[start of Data in this exercise]

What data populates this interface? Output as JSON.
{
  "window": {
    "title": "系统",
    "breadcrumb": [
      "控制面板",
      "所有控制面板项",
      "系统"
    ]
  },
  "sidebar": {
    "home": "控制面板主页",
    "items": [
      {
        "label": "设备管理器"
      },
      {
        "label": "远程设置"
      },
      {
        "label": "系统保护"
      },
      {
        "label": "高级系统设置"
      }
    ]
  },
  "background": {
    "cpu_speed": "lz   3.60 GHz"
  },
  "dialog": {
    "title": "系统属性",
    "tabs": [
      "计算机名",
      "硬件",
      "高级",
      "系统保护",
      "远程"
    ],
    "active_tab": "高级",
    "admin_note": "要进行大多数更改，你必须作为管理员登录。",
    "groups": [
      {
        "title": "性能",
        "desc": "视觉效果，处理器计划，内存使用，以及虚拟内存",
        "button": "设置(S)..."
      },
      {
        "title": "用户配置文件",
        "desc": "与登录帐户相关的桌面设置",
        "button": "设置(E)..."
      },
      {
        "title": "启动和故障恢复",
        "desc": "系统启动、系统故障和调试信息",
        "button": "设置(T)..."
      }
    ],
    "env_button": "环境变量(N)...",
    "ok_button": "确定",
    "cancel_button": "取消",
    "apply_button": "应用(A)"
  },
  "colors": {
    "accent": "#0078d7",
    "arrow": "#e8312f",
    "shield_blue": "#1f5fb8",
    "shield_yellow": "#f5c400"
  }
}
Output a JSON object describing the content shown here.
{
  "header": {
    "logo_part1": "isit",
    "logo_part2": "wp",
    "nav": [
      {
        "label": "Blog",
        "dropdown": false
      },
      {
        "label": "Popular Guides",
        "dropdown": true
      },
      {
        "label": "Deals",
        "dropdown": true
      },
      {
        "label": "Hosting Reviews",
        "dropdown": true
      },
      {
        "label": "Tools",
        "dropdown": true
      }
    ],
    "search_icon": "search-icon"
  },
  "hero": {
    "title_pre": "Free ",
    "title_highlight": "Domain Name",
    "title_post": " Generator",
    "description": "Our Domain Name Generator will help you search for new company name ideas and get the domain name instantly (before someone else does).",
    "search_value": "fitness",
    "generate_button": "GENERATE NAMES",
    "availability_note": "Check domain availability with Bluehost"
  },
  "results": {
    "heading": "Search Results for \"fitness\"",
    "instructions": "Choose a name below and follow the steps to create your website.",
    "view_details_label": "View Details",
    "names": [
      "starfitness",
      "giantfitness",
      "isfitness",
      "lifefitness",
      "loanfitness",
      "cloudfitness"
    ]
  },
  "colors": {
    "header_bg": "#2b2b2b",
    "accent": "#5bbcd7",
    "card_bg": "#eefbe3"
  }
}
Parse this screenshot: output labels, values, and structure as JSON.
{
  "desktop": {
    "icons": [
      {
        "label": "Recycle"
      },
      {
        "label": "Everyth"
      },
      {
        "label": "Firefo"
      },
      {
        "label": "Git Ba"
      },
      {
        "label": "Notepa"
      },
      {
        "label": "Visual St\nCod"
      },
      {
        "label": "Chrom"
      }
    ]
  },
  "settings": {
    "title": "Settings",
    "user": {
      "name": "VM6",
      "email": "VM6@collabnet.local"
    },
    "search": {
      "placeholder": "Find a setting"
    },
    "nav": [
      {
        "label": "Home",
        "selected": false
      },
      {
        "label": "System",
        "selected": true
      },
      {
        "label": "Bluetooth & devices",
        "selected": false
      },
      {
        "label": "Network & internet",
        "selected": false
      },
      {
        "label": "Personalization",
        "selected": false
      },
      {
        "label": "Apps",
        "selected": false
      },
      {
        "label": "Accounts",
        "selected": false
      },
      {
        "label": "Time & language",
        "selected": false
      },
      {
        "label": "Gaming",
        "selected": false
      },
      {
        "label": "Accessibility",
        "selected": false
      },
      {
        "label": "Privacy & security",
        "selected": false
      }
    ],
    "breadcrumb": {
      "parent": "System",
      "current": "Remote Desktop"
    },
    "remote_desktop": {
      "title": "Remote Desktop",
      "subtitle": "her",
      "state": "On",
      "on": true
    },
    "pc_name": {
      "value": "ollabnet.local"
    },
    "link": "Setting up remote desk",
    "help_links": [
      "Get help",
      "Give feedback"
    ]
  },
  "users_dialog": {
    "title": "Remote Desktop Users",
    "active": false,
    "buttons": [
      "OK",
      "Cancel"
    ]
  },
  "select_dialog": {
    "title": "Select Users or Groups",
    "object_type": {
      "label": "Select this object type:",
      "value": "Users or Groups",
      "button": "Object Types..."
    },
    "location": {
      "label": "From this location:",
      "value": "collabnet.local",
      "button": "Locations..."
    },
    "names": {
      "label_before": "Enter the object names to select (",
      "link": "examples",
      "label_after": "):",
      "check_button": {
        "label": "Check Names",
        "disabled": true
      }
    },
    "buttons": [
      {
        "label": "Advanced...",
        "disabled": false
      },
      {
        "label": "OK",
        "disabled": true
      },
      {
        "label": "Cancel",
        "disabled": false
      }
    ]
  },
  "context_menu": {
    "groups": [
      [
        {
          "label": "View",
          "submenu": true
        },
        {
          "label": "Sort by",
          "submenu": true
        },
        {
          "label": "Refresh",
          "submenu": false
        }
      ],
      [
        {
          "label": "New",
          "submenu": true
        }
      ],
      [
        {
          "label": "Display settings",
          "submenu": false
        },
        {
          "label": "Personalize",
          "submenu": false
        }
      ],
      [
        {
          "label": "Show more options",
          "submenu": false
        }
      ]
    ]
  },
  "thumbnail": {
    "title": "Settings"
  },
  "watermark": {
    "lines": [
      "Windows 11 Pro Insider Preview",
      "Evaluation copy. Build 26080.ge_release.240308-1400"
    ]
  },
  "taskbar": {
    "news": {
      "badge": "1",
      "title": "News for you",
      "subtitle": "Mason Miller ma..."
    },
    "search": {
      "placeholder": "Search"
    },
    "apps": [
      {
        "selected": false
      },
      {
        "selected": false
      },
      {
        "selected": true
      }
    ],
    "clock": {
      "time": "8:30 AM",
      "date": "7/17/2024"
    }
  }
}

[end of Data in this exercise]

Set problem – Every line of the records above needs to be given again exactly.

Exercise response –
What data populates this interface? Output as JSON.
{
  "window": {
    "title": "系统",
    "breadcrumb": [
      "控制面板",
      "所有控制面板项",
      "系统"
    ]
  },
  "sidebar": {
    "home": "控制面板主页",
    "items": [
      {
        "label": "设备管理器"
      },
      {
        "label": "远程设置"
      },
      {
        "label": "系统保护"
      },
      {
        "label": "高级系统设置"
      }
    ]
  },
  "background": {
    "cpu_speed": "lz   3.60 GHz"
  },
  "dialog": {
    "title": "系统属性",
    "tabs": [
      "计算机名",
      "硬件",
      "高级",
      "系统保护",
      "远程"
    ],
    "active_tab": "高级",
    "admin_note": "要进行大多数更改，你必须作为管理员登录。",
    "groups": [
      {
        "title": "性能",
        "desc": "视觉效果，处理器计划，内存使用，以及虚拟内存",
        "button": "设置(S)..."
      },
      {
        "title": "用户配置文件",
        "desc": "与登录帐户相关的桌面设置",
        "button": "设置(E)..."
      },
      {
        "title": "启动和故障恢复",
        "desc": "系统启动、系统故障和调试信息",
        "button": "设置(T)..."
      }
    ],
    "env_button": "环境变量(N)...",
    "ok_button": "确定",
    "cancel_button": "取消",
    "apply_button": "应用(A)"
  },
  "colors": {
    "accent": "#0078d7",
    "arrow": "#e8312f",
    "shield_blue": "#1f5fb8",
    "shield_yellow": "#f5c400"
  }
}
Output a JSON object describing the content shown here.
{
  "header": {
    "logo_part1": "isit",
    "logo_part2": "wp",
    "nav": [
      {
        "label": "Blog",
        "dropdown": false
      },
      {
        "label": "Popular Guides",
        "dropdown": true
      },
      {
        "label": "Deals",
        "dropdown": true
      },
      {
        "label": "Hosting Reviews",
        "dropdown": true
      },
      {
        "label": "Tools",
        "dropdown": true
      }
    ],
    "search_icon": "search-icon"
  },
  "hero": {
    "title_pre": "Free ",
    "title_highlight": "Domain Name",
    "title_post": " Generator",
    "description": "Our Domain Name Generator will help you search for new company name ideas and get the domain name instantly (before someone else does).",
    "search_value": "fitness",
    "generate_button": "GENERATE NAMES",
    "availability_note": "Check domain availability with Bluehost"
  },
  "results": {
    "heading": "Search Results for \"fitness\"",
    "instructions": "Choose a name below and follow the steps to create your website.",
    "view_details_label": "View Details",
    "names": [
      "starfitness",
      "giantfitness",
      "isfitness",
      "lifefitness",
      "loanfitness",
      "cloudfitness"
    ]
  },
  "colors": {
    "header_bg": "#2b2b2b",
    "accent": "#5bbcd7",
    "card_bg": "#eefbe3"
  }
}
Parse this screenshot: output labels, values, and structure as JSON.
{
  "desktop": {
    "icons": [
      {
        "label": "Recycle"
      },
      {
        "label": "Everyth"
      },
      {
        "label": "Firefo"
      },
      {
        "label": "Git Ba"
      },
      {
        "label": "Notepa"
      },
      {
        "label": "Visual St\nCod"
      },
      {
        "label": "Chrom"
      }
    ]
  },
  "settings": {
    "title": "Settings",
    "user": {
      "name": "VM6",
      "email": "VM6@collabnet.local"
    },
    "search": {
      "placeholder": "Find a setting"
    },
    "nav": [
      {
        "label": "Home",
        "selected": false
      },
      {
        "label": "System",
        "selected": true
      },
      {
        "label": "Bluetooth & devices",
        "selected": false
      },
      {
        "label": "Network & internet",
        "selected": false
      },
      {
        "label": "Personalization",
        "selected": false
      },
      {
        "label": "Apps",
        "selected": false
      },
      {
        "label": "Accounts",
        "selected": false
      },
      {
        "label": "Time & language",
        "selected": false
      },
      {
        "label": "Gaming",
        "selected": false
      },
      {
        "label": "Accessibility",
        "selected": false
      },
      {
        "label": "Privacy & security",
        "selected": false
      }
    ],
    "breadcrumb": {
      "parent": "System",
      "current": "Remote Desktop"
    },
    "remote_desktop": {
      "title": "Remote Desktop",
      "subtitle": "her",
      "state": "On",
      "on": true
    },
    "pc_name": {
      "value": "ollabnet.local"
    },
    "link": "Setting up remote desk",
    "help_links": [
      "Get help",
      "Give feedback"
    ]
  },
  "users_dialog": {
    "title": "Remote Desktop Users",
    "active": false,
    "buttons": [
      "OK",
      "Cancel"
    ]
  },
  "select_dialog": {
    "title": "Select Users or Groups",
    "object_type": {
      "label": "Select this object type:",
      "value": "Users or Groups",
      "button": "Object Types..."
    },
    "location": {
      "label": "From this location:",
      "value": "collabnet.local",
      "button": "Locations..."
    },
    "names": {
      "label_before": "Enter the object names to select (",
      "link": "examples",
      "label_after": "):",
      "check_button": {
        "label": "Check Names",
        "disabled": true
      }
    },
    "buttons": [
      {
        "label": "Advanced...",
        "disabled": false
      },
      {
        "label": "OK",
        "disabled": true
      },
      {
        "label": "Cancel",
        "disabled": false
      }
    ]
  },
  "context_menu": {
    "groups": [
      [
        {
          "label": "View",
          "submenu": true
        },
        {
          "label": "Sort by",
          "submenu": true
        },
        {
          "label": "Refresh",
          "submenu": false
        }
      ],
      [
        {
          "label": "New",
          "submenu": true
        }
      ],
      [
        {
          "label": "Display settings",
          "submenu": false
        },
        {
          "label": "Personalize",
          "submenu": false
        }
      ],
      [
        {
          "label": "Show more options",
          "submenu": false
        }
      ]
    ]
  },
  "thumbnail": {
    "title": "Settings"
  },
  "watermark": {
    "lines": [
      "Windows 11 Pro Insider Preview",
      "Evaluation copy. Build 26080.ge_release.240308-1400"
    ]
  },
  "taskbar": {
    "news": {
      "badge": "1",
      "title": "News for you",
      "subtitle": "Mason Miller ma..."
    },
    "search": {
      "placeholder": "Search"
    },
    "apps": [
      {
        "selected": false
      },
      {
        "selected": false
      },
      {
        "selected": true
      }
    ],
    "clock": {
      "time": "8:30 AM",
      "date": "7/17/2024"
    }
  }
}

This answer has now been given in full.